Data entries:

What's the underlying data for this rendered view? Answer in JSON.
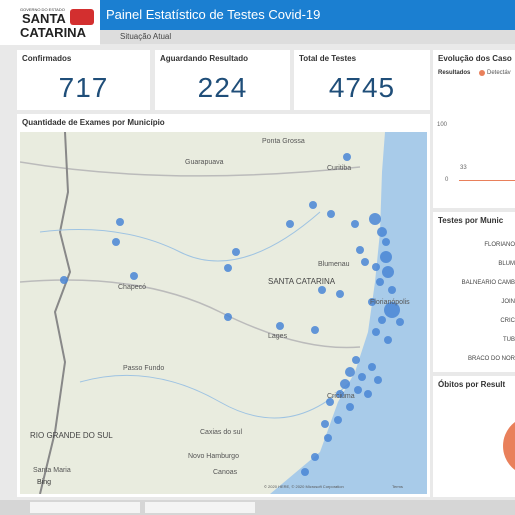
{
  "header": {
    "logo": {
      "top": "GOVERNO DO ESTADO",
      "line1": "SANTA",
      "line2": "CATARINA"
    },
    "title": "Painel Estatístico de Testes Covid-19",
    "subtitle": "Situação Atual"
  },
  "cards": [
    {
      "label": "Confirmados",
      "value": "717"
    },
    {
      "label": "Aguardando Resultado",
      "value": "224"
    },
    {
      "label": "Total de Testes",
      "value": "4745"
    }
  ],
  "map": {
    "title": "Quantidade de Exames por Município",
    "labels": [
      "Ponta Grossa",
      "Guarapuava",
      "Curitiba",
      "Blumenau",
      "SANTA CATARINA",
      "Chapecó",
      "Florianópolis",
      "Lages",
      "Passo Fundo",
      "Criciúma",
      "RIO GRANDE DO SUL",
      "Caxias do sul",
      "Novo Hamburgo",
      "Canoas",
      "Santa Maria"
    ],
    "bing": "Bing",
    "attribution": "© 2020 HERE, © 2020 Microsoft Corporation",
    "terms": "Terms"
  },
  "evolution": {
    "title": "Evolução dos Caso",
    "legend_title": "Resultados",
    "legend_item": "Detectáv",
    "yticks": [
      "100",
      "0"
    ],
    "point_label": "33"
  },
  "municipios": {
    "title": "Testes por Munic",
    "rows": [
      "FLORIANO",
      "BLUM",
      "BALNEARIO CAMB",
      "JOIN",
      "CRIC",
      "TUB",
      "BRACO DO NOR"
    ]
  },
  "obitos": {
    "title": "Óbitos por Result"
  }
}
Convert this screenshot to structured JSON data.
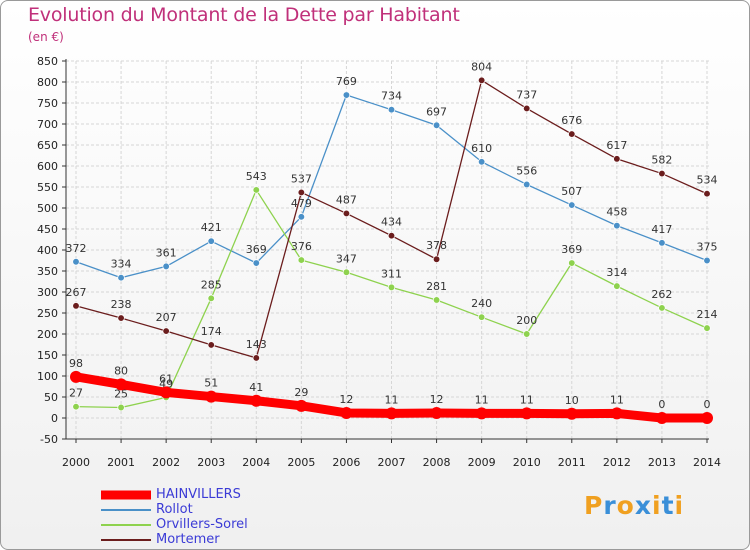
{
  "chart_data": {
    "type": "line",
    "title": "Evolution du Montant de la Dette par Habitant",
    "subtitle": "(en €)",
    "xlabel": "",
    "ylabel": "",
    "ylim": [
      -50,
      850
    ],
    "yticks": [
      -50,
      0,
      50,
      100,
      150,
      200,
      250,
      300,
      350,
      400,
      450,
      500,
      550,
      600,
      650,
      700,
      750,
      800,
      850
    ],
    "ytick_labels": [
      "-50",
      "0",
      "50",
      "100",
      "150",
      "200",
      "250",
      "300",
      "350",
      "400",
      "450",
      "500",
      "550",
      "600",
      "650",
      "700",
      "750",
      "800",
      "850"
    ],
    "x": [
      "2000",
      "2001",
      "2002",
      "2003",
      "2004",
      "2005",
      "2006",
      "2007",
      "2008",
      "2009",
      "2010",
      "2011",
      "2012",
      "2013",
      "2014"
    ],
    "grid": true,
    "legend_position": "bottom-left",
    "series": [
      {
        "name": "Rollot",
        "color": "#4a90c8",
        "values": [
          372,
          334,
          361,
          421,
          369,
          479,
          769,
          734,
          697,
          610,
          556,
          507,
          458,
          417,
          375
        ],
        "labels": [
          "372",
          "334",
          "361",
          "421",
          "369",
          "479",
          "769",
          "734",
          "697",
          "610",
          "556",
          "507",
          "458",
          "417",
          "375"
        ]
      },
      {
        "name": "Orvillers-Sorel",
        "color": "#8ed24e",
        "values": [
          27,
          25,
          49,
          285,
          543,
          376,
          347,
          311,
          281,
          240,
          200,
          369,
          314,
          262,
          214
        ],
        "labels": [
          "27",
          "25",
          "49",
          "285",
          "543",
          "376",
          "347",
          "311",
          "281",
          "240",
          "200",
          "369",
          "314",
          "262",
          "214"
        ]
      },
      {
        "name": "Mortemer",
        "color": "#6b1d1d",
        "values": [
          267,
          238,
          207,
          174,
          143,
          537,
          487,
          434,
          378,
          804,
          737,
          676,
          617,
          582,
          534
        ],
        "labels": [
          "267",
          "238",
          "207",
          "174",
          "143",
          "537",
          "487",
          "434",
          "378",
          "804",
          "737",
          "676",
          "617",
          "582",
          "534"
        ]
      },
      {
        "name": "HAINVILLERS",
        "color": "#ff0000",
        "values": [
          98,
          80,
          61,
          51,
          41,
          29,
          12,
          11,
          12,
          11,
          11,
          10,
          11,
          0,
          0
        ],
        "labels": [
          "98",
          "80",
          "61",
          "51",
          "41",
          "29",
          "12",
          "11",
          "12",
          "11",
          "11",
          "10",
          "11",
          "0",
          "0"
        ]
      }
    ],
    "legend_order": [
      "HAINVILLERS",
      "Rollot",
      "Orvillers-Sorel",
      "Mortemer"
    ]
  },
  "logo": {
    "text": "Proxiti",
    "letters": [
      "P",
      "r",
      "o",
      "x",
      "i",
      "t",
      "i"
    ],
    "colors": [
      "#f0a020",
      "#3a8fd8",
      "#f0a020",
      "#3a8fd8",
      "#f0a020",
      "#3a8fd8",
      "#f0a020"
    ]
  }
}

--

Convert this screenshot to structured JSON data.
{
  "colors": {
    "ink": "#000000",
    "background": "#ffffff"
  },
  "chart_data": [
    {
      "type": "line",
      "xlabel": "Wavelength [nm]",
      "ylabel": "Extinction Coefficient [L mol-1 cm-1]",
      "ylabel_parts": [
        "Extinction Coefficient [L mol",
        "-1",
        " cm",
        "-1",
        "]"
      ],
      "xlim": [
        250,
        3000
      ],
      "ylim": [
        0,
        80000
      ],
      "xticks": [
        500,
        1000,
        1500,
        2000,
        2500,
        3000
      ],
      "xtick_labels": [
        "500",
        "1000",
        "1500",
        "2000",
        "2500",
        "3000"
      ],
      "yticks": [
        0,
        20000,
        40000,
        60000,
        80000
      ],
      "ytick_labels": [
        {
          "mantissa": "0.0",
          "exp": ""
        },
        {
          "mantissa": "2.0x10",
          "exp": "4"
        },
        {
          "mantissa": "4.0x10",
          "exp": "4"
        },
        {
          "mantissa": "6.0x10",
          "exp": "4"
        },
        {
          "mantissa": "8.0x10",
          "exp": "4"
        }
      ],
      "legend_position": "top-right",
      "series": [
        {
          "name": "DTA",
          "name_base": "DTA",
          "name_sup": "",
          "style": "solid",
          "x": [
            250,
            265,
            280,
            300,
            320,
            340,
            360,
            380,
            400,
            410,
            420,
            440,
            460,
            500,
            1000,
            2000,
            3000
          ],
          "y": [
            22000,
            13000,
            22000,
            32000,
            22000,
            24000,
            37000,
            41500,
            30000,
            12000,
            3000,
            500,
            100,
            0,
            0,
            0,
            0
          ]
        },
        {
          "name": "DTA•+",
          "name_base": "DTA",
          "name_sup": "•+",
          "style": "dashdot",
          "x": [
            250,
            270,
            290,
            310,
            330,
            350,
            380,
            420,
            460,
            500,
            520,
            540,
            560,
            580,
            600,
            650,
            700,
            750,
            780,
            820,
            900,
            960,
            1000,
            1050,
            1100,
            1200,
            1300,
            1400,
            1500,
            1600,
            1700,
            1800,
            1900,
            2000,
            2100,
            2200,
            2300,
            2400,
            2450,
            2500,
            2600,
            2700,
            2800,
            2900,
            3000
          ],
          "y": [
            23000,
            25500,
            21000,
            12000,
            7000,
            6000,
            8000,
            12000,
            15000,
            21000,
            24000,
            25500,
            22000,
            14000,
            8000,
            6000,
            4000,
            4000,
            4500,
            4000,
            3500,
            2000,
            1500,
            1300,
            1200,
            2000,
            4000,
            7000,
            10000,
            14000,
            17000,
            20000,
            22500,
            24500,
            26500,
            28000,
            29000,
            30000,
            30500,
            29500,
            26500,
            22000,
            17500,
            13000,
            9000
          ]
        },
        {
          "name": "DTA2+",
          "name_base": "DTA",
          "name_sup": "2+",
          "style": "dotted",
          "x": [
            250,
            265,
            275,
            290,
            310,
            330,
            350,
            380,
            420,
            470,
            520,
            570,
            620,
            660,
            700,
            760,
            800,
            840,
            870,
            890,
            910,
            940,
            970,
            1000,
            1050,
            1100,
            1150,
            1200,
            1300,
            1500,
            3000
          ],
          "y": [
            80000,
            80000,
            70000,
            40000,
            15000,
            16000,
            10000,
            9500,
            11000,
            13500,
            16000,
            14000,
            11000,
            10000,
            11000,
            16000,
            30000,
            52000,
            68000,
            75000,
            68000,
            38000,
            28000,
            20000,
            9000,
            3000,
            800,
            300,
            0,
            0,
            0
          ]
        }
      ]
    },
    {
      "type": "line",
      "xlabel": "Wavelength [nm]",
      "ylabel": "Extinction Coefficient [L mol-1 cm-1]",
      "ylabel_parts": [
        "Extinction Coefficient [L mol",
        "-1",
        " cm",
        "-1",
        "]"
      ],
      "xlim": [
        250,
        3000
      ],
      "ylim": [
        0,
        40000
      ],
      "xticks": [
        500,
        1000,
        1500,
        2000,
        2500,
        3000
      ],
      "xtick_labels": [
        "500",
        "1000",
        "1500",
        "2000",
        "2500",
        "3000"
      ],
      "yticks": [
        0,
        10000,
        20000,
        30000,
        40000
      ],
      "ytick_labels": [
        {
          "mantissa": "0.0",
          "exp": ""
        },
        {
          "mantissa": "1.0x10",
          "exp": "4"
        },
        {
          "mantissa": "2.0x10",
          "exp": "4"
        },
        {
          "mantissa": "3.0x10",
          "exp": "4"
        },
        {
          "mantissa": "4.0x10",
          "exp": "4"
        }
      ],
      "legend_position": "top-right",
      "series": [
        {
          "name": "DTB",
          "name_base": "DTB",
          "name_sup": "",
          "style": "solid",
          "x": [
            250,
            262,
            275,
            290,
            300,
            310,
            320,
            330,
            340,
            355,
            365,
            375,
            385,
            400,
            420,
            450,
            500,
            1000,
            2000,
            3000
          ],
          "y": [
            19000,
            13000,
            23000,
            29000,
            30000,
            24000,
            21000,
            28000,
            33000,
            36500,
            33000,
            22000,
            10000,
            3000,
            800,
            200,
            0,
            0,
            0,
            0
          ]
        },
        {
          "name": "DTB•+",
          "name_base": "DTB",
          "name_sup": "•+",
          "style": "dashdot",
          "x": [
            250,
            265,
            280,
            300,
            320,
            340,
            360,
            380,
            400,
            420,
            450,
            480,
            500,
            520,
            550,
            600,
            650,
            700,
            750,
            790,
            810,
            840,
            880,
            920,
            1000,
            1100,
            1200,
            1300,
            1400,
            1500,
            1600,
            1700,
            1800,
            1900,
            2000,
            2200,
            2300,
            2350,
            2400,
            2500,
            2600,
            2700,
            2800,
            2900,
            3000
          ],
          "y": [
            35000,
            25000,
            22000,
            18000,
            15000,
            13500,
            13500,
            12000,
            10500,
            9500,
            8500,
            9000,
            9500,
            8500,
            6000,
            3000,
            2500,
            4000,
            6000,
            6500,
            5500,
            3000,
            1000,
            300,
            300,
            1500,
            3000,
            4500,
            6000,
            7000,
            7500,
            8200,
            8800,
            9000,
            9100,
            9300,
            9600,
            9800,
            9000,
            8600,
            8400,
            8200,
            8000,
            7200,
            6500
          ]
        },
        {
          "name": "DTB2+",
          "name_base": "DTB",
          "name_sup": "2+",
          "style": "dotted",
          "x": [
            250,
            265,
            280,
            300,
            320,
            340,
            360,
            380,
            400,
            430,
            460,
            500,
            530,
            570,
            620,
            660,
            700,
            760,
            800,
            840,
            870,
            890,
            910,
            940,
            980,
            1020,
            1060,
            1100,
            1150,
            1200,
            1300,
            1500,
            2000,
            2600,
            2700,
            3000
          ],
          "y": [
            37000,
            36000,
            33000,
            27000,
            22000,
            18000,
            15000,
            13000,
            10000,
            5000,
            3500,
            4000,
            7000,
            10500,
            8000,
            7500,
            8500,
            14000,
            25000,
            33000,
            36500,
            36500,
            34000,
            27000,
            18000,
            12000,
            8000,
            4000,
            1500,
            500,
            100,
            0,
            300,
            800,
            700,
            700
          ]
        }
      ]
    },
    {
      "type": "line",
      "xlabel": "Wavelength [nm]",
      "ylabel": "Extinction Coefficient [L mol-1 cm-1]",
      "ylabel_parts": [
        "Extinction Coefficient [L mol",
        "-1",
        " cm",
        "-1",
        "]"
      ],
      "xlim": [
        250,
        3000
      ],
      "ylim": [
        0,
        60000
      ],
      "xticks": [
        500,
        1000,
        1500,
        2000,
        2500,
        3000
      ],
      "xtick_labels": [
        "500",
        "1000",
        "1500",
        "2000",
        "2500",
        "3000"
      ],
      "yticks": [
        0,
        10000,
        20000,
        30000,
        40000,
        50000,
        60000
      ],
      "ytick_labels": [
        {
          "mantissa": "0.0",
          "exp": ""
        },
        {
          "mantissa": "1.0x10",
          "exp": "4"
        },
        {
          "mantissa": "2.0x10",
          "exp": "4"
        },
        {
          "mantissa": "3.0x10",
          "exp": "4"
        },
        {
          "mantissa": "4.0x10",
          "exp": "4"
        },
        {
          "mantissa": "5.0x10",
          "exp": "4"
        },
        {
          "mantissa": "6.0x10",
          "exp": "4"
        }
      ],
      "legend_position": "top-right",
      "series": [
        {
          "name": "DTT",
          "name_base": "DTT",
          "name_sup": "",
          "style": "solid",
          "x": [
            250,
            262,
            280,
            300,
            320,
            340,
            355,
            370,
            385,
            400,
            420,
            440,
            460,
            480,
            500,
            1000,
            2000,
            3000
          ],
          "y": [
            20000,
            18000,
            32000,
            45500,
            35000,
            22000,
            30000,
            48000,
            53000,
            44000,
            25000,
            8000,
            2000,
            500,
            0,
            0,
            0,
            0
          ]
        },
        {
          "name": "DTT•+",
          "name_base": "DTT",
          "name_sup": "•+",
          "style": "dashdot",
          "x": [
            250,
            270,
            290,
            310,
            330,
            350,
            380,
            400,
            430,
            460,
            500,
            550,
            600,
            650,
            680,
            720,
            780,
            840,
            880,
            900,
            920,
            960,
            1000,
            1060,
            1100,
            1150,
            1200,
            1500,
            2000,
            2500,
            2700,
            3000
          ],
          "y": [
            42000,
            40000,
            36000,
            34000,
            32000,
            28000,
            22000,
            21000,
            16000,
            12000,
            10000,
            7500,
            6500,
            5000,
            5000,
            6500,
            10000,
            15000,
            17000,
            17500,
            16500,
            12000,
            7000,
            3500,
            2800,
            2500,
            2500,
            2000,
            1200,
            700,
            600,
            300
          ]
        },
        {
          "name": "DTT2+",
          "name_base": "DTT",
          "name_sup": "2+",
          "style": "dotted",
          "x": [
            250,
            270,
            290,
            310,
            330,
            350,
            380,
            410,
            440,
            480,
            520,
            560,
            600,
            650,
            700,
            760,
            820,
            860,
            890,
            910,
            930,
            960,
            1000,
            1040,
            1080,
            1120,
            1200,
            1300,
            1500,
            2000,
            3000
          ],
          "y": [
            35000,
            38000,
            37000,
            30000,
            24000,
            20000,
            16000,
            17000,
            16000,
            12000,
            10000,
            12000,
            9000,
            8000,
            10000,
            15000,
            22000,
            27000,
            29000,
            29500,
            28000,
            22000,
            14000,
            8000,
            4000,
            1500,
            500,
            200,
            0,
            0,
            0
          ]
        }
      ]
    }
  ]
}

What to work on: From the entries above, list each line with "Testes" in it.

Written response:
    "title": "Painel Estatístico de Testes Covid-19",
      "label": "Total de Testes",
    "title": "Testes por Munic",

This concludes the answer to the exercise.